Demain, et demain, et demain, un bien étrange titre faisant référence à Shakespeare pour un roman abordant jeux-vidéos, amitié, malentendus, amour inconditionnel.

L’histoire est celle de Sam et Sadie, de vieux amis d’enfance qui ne se sont pas vus depuis des années suite à un quiproquo malheureux qui a mis un terme à leur relation. Alors qu’ils se croisent dans le métro par hasard, Sadie tend à Sam une disquette contenant un jeu-vidéo qu’elle vient de programmer et qu’elle veut lui faire tester. Après avoir joué au dit jeu, Sam décide de demander à Sadie de s’associer à elle et de créer un jeu-vidéo en commun. En effet, lui est un joueur invétéré depuis ses plus jeunes jours tandis que Sadie est dans le parcours dédié au développement de jeux au MIT. De là, tous deux s’associent à Marx, meilleur et unique ami de Sam et planchent sur ce qui se révélera être un carton absolu, Ichigo. Un succès inattendu suit la sortie du titre et le trio se retrouve propulsé sur le devant de la scène jeu-vidéoludique. Or, cette célébrité soudaine va amener à des tensions au sein du groupe, notamment lorsque Sam est érigé comme icône de la jeune entreprise, aux dépens de Sadie. En parallèle, cette dernière entretient une relation abusive avec un professeur qui est aussi un important programmeur de jeux-vidéos et qui sert de mentor aux trois jeunes gens. 

Nous suivons alors Sam, Sadie et Marx sur une période de plusieurs années, les voyant connaître succès, désillusion, amour, amitié, déception et deuil. 

L’intrigue se déroule durant les années quatre-vingt dix, période marquée par le racisme, l’homophobie, le sexisme. Aussi, avec ce roman, l’autrice interroge ces sujets à travers ses personnages, leur origine, leur condition, leur vie.

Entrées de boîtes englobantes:
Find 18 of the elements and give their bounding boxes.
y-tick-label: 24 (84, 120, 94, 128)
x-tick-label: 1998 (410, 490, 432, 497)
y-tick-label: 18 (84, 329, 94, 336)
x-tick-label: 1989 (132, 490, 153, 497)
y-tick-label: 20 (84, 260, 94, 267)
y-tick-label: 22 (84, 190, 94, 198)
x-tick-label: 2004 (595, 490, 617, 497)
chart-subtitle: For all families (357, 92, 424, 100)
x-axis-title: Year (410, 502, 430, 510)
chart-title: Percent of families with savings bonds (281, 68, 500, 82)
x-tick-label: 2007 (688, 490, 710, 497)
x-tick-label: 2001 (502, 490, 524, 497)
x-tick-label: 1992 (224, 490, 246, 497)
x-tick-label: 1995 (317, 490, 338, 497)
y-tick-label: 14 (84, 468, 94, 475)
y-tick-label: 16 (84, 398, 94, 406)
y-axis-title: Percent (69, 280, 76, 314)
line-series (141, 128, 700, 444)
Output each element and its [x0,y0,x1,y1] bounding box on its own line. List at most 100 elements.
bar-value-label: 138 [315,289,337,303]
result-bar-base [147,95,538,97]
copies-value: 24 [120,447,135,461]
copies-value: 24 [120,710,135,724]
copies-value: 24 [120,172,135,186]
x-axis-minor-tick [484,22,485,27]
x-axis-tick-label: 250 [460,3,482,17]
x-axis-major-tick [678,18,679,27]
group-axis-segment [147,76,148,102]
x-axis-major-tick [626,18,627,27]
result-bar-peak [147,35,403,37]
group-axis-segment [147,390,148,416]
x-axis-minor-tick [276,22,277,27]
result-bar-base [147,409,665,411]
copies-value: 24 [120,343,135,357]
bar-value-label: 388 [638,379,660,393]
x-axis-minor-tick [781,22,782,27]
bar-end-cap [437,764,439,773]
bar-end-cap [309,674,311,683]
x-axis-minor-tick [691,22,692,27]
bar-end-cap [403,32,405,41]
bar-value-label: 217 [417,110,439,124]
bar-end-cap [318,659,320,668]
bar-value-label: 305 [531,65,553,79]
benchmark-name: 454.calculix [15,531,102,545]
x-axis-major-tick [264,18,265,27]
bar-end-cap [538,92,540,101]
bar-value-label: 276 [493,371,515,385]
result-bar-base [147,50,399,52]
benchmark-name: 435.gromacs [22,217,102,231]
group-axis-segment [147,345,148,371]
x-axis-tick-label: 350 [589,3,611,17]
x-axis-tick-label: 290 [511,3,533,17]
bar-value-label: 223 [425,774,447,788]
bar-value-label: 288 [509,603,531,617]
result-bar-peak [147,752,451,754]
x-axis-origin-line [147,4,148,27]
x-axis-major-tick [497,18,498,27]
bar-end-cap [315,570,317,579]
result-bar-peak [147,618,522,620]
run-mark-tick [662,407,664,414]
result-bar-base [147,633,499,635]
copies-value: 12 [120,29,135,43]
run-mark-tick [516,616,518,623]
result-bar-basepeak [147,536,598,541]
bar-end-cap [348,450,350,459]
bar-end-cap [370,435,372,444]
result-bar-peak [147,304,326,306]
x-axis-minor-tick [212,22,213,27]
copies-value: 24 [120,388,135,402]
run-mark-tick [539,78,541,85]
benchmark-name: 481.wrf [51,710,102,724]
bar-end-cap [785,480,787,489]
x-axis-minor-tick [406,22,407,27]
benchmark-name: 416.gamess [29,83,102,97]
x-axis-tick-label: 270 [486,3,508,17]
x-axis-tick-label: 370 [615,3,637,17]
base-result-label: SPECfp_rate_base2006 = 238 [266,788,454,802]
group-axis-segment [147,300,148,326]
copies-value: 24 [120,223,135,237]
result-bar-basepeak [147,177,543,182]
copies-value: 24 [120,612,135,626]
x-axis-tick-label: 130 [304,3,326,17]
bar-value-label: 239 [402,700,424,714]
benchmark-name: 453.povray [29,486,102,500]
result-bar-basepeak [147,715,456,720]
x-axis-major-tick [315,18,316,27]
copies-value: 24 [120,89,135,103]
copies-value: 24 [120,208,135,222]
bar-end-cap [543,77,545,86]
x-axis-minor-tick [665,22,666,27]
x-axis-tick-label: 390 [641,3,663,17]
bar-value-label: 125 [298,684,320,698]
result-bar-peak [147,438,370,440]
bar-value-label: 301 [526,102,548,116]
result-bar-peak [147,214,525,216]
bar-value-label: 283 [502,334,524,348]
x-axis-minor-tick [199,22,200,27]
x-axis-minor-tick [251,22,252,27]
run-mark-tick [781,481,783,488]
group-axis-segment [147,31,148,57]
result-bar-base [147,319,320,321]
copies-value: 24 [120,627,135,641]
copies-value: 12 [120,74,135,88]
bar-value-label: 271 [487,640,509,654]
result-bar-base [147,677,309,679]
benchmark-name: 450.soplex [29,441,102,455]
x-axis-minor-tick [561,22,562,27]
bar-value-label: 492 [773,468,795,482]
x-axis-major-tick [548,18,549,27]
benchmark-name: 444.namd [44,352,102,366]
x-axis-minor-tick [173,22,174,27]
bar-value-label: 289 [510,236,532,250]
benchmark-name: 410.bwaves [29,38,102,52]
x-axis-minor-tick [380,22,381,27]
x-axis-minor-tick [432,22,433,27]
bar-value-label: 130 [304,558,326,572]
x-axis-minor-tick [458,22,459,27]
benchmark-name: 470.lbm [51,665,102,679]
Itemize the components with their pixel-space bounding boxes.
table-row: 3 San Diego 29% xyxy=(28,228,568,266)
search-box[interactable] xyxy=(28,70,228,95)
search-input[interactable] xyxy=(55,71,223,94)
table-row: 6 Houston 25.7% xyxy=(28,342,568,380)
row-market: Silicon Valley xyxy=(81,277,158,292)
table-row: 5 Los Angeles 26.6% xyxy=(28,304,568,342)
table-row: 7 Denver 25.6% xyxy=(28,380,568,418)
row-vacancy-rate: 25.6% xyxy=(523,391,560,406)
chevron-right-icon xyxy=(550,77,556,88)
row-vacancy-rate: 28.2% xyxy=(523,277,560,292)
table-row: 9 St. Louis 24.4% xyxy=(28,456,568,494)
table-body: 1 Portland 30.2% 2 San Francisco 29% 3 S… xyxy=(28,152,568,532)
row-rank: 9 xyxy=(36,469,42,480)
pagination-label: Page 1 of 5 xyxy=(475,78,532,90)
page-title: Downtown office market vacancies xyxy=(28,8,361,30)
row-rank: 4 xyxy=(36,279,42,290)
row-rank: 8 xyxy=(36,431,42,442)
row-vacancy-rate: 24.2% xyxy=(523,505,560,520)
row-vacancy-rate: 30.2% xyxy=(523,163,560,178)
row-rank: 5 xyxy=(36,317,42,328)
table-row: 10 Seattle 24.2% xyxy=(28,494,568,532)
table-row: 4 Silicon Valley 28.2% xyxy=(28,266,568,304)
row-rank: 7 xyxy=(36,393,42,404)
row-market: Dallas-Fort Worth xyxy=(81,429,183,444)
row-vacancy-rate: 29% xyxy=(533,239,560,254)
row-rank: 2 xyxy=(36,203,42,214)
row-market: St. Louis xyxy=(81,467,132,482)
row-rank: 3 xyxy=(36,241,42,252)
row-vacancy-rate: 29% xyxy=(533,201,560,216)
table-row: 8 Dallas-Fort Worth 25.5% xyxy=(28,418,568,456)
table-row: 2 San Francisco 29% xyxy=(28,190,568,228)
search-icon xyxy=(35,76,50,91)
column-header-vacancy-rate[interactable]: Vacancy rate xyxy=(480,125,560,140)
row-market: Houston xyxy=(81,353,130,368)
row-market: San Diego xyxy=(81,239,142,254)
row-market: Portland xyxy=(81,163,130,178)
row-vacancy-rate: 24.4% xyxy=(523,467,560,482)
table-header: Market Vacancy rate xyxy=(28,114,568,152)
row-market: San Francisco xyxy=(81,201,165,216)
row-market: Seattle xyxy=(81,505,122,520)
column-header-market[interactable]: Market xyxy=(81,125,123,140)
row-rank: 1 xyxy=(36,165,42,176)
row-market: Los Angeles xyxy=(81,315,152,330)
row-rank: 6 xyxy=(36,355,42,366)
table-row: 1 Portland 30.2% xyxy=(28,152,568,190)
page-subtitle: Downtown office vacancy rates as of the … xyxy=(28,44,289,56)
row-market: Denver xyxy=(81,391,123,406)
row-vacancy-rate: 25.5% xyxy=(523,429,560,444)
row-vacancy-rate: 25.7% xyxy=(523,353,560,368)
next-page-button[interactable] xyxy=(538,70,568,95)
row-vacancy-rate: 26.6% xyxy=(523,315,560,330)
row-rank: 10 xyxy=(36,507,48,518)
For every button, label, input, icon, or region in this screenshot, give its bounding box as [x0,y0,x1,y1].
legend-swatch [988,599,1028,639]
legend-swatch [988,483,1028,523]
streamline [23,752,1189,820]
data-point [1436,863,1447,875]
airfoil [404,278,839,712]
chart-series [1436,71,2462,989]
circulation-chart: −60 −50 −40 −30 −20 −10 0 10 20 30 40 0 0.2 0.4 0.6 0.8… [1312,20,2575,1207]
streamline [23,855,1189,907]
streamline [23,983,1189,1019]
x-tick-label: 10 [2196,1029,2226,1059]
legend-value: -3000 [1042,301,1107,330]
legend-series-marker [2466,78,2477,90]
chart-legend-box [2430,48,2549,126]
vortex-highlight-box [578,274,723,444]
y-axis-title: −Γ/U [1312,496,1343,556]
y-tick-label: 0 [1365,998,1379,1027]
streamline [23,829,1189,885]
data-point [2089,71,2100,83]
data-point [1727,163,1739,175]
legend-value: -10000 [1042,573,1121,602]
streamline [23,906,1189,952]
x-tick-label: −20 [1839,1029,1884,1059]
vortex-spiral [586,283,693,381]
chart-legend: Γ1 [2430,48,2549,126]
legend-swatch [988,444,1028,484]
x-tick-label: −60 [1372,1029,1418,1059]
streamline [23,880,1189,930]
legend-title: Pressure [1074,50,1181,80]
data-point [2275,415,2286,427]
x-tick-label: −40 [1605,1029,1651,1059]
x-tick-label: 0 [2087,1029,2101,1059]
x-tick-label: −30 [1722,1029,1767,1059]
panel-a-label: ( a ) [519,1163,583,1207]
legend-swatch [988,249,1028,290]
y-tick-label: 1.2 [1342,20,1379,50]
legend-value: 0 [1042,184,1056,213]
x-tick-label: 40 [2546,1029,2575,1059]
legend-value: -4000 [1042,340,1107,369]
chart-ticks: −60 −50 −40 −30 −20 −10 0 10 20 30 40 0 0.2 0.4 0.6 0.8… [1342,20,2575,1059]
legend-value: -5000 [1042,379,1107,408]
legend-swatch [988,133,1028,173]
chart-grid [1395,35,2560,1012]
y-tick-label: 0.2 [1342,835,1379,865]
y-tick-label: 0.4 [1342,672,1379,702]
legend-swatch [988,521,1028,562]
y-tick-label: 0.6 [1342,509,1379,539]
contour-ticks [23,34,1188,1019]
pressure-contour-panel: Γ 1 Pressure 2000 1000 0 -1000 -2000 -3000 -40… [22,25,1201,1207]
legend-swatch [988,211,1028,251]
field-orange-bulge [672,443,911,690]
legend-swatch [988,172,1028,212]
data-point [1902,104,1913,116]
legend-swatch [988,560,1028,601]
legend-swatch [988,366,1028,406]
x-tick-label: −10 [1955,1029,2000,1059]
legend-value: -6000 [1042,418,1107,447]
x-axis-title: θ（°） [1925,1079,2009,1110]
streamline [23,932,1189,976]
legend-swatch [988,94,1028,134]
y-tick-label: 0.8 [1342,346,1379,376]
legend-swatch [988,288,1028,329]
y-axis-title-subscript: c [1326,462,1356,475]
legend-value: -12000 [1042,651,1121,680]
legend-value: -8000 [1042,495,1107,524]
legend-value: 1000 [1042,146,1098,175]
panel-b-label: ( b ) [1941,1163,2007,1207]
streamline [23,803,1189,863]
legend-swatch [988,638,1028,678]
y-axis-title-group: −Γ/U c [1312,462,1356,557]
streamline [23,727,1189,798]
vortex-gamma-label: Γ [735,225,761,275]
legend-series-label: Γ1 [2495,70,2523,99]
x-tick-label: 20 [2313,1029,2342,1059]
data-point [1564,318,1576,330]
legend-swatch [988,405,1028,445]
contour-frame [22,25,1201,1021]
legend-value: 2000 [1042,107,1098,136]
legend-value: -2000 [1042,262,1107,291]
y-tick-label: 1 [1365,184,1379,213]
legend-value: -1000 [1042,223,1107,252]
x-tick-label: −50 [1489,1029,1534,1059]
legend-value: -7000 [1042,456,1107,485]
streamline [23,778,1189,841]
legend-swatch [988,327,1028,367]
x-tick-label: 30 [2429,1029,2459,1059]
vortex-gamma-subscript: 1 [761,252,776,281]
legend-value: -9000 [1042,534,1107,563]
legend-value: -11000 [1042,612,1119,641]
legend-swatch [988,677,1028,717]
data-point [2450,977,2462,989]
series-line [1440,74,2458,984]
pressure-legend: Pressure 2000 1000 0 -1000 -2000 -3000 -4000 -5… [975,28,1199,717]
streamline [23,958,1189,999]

» Consigne 1
D'après le texte fourni, quel est le nom du jeu vidéo à succès conçu par Sam, Sadie et Marx ?
» Consigne 2
Recopiez mot pour mot les lignes des entrées de boîtes englobantes : commencez à la toute première et arrêtez-vous après la ligne qui contient « copies-value: 24 [120,172,135,186] ».

» Réponse rédigée 1
Le jeu s'appelle Ichigo.

» Réponse rédigée 2
Find 18 of the elements and give their bounding boxes.
y-tick-label: 24 (84, 120, 94, 128)
x-tick-label: 1998 (410, 490, 432, 497)
y-tick-label: 18 (84, 329, 94, 336)
x-tick-label: 1989 (132, 490, 153, 497)
y-tick-label: 20 (84, 260, 94, 267)
y-tick-label: 22 (84, 190, 94, 198)
x-tick-label: 2004 (595, 490, 617, 497)
chart-subtitle: For all families (357, 92, 424, 100)
x-axis-title: Year (410, 502, 430, 510)
chart-title: Percent of families with savings bonds (281, 68, 500, 82)
x-tick-label: 2007 (688, 490, 710, 497)
x-tick-label: 2001 (502, 490, 524, 497)
x-tick-label: 1992 (224, 490, 246, 497)
x-tick-label: 1995 (317, 490, 338, 497)
y-tick-label: 14 (84, 468, 94, 475)
y-tick-label: 16 (84, 398, 94, 406)
y-axis-title: Percent (69, 280, 76, 314)
line-series (141, 128, 700, 444)
Output each element and its [x0,y0,x1,y1] bounding box on its own line. List at most 100 elements.
bar-value-label: 138 [315,289,337,303]
result-bar-base [147,95,538,97]
copies-value: 24 [120,447,135,461]
copies-value: 24 [120,710,135,724]
copies-value: 24 [120,172,135,186]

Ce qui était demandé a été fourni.